List the lines of this listing that hold the word "title".
◆ ◆ ◆
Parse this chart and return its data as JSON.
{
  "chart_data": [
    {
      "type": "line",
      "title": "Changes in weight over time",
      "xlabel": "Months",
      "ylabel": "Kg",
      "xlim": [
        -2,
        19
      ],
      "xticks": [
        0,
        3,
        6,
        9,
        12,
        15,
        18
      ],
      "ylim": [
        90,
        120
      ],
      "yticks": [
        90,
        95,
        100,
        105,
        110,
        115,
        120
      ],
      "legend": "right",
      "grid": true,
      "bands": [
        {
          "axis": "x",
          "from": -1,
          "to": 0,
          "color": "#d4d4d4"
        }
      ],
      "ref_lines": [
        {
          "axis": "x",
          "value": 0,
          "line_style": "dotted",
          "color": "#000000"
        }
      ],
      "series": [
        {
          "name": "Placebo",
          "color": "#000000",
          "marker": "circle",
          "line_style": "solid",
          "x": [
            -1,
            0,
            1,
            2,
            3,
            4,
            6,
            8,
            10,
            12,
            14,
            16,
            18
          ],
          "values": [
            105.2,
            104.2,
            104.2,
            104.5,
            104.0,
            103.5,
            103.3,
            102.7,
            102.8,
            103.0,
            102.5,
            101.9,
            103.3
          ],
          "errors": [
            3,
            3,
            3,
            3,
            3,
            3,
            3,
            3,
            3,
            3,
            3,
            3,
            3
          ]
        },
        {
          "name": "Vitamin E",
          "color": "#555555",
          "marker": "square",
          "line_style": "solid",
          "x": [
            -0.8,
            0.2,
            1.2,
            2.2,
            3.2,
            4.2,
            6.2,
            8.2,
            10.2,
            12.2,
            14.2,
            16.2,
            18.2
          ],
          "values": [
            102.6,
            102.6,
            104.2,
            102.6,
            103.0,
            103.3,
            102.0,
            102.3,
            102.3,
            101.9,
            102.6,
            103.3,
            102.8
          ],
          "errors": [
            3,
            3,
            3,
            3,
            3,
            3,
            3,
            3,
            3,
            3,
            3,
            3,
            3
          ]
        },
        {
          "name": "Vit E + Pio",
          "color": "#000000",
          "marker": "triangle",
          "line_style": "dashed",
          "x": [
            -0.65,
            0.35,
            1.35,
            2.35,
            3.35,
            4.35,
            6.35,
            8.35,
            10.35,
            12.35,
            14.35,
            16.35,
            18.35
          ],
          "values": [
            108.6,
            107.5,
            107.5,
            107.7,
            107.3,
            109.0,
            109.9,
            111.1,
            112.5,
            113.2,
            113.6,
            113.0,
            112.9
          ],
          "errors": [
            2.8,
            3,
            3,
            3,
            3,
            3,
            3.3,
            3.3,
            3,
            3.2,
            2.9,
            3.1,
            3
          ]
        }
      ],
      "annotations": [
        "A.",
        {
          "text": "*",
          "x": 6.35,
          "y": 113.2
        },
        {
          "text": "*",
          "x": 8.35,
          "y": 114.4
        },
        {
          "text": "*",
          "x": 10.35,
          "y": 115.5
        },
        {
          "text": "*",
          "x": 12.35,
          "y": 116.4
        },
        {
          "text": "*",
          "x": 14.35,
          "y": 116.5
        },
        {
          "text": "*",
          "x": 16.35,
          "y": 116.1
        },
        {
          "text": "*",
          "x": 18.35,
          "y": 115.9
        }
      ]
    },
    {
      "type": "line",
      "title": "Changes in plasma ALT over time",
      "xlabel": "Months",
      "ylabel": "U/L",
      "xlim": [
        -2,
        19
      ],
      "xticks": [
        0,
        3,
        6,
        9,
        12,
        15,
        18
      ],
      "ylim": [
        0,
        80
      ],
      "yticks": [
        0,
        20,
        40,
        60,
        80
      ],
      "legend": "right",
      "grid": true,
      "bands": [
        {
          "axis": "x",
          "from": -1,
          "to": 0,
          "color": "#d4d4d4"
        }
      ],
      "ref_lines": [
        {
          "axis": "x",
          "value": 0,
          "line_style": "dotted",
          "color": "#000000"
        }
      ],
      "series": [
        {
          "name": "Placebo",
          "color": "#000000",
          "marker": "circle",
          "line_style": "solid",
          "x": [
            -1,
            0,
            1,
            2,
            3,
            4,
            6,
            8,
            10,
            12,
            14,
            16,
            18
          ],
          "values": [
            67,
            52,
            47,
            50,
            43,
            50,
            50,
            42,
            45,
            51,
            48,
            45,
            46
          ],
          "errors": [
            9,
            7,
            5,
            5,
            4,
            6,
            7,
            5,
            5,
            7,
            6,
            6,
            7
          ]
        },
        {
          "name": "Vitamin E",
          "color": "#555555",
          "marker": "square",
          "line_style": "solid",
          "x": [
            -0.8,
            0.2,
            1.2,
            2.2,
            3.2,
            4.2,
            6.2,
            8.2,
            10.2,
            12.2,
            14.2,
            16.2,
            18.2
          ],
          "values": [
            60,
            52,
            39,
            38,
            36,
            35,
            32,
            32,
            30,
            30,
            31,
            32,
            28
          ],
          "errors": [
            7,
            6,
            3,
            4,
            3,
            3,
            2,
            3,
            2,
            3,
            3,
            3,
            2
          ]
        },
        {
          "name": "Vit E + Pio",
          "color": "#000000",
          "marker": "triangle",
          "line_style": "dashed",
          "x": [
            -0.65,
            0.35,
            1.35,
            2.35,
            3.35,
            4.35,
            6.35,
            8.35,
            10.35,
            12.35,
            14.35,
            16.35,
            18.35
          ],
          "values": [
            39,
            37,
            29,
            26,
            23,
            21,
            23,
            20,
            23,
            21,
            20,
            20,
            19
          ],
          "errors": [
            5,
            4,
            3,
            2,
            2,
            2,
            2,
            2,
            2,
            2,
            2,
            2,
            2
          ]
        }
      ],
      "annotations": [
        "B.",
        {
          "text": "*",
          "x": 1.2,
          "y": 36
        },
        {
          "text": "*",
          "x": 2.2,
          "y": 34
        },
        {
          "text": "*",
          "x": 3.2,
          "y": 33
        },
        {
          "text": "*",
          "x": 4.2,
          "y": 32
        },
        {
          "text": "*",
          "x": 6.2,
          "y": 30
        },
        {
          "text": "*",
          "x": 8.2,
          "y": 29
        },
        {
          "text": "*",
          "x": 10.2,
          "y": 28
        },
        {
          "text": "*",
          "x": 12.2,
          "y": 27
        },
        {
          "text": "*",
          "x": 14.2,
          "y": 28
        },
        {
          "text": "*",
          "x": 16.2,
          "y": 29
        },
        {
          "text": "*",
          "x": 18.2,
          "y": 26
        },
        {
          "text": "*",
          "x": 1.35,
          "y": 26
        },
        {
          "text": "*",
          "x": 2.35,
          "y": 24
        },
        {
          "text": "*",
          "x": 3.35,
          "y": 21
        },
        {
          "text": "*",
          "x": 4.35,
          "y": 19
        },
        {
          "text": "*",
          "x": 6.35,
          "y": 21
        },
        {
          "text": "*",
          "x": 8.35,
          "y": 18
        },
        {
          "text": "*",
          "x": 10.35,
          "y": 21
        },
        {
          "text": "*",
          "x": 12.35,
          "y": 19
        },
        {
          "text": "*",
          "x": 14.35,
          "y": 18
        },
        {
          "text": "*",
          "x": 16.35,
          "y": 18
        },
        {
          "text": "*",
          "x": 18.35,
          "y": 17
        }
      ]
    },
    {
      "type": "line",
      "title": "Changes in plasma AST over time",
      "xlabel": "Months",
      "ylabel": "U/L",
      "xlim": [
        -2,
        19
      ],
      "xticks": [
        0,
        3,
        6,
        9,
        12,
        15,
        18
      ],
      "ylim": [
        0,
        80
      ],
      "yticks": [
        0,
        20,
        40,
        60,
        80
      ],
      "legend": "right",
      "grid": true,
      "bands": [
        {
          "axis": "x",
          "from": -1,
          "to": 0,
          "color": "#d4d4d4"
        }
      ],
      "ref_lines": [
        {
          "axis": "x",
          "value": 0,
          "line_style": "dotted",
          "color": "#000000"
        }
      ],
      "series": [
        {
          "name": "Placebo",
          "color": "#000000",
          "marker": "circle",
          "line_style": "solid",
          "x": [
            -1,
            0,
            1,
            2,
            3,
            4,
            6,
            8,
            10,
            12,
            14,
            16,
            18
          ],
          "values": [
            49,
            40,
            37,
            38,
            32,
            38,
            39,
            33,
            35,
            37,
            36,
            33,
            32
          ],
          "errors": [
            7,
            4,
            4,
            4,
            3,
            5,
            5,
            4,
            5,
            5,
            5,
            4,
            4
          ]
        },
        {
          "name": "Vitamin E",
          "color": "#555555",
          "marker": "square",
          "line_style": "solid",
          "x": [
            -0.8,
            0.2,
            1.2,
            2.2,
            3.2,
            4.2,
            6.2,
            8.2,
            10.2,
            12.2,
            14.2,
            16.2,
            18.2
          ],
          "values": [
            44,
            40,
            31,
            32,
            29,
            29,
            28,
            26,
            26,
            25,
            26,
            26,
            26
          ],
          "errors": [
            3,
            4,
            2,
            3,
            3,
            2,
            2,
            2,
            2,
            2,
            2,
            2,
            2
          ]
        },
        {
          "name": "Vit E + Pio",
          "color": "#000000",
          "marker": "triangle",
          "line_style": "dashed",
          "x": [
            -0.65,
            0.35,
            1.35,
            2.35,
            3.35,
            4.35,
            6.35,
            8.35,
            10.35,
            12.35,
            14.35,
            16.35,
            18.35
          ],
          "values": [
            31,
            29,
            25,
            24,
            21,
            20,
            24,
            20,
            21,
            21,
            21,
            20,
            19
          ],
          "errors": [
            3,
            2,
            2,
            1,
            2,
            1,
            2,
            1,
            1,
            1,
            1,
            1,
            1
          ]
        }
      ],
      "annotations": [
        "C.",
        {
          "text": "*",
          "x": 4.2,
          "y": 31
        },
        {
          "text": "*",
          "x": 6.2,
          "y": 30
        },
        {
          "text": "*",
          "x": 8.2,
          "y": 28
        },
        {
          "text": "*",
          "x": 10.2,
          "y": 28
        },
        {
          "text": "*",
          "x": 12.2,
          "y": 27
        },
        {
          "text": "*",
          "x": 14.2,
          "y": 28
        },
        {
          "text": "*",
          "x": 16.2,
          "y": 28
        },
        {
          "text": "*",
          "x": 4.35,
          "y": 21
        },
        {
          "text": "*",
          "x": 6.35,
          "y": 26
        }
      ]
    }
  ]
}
◆ ◆ ◆
● RESPONSE:
      "title": "Changes in weight over time",
      "title": "Changes in plasma ALT over time",
      "title": "Changes in plasma AST over time",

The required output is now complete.